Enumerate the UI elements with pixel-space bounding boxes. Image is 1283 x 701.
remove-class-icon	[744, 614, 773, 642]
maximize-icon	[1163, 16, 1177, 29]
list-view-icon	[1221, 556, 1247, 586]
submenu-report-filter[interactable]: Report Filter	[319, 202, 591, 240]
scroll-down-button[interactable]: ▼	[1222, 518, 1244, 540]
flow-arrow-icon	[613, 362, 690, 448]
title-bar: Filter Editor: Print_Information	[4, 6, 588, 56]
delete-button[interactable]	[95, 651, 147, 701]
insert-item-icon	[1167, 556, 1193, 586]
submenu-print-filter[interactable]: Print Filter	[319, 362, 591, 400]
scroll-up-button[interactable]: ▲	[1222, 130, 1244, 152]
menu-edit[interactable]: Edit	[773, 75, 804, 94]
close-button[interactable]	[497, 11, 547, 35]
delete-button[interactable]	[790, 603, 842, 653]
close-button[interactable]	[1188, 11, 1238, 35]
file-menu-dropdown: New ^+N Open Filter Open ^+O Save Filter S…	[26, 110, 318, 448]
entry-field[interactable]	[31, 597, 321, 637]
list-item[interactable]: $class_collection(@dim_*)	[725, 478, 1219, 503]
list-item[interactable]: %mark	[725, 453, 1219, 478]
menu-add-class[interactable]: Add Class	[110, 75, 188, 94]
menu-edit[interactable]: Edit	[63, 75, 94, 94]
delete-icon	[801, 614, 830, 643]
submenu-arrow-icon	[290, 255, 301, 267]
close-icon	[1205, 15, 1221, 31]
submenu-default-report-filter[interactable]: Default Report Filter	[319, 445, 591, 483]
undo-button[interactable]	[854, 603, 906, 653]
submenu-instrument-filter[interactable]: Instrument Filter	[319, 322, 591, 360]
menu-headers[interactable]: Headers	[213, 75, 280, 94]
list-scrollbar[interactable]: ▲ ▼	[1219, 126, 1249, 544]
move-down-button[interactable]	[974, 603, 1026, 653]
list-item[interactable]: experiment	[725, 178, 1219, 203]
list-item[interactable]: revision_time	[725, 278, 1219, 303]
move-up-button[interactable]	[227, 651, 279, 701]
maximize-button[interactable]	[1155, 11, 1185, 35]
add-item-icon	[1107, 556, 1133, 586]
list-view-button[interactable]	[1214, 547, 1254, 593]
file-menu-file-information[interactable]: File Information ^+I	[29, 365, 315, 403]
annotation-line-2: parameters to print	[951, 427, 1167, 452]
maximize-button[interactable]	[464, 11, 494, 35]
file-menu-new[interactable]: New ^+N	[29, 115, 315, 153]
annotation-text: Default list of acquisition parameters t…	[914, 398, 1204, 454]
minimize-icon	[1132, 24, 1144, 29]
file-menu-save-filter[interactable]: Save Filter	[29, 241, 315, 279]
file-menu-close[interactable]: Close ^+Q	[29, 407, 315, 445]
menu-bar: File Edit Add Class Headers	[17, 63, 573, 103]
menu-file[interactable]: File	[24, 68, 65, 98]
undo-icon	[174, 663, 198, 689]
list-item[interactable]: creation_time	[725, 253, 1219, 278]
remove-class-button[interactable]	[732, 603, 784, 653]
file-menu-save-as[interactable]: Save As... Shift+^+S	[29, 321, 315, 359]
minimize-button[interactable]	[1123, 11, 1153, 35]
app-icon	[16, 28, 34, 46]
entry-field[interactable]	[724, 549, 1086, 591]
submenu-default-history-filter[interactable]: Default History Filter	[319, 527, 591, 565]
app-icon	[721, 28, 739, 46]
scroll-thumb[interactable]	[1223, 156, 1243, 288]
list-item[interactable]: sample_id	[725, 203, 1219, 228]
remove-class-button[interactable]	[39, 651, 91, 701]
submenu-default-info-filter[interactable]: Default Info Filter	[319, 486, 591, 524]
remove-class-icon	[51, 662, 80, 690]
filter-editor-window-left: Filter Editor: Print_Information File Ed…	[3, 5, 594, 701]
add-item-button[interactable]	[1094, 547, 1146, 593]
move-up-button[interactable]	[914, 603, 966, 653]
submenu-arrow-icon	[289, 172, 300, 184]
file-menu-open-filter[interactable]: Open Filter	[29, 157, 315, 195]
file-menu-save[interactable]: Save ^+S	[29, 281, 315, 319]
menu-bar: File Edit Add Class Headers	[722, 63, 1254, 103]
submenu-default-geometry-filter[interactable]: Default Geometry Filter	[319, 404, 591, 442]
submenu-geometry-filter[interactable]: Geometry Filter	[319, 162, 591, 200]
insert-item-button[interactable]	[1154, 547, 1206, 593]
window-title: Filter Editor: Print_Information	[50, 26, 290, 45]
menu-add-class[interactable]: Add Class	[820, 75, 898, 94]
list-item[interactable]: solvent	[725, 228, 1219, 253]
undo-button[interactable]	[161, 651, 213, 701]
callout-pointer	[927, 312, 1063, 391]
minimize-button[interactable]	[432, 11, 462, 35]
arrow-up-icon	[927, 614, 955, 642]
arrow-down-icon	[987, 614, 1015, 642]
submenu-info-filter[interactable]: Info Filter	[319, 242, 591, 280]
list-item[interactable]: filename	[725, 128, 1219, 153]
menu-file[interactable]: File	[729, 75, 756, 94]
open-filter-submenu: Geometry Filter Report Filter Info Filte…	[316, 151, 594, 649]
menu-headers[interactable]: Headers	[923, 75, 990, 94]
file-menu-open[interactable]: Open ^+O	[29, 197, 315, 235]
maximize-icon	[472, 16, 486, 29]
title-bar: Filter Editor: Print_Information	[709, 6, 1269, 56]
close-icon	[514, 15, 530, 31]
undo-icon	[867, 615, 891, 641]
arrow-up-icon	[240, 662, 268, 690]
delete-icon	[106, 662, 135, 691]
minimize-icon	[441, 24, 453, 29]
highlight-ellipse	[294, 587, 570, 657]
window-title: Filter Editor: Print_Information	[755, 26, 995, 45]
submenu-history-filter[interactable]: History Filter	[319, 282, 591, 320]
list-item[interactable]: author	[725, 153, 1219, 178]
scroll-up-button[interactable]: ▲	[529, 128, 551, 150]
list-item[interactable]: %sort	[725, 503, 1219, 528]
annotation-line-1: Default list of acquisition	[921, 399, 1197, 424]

+ + +

Task prompt => Show every line in the lines above that contains the word "window".

Solution below =>
filter-editor-window-left: Filter Editor: Print_Information File Ed…	[3, 5, 594, 701]
window-title: Filter Editor: Print_Information	[50, 26, 290, 45]
window-title: Filter Editor: Print_Information	[755, 26, 995, 45]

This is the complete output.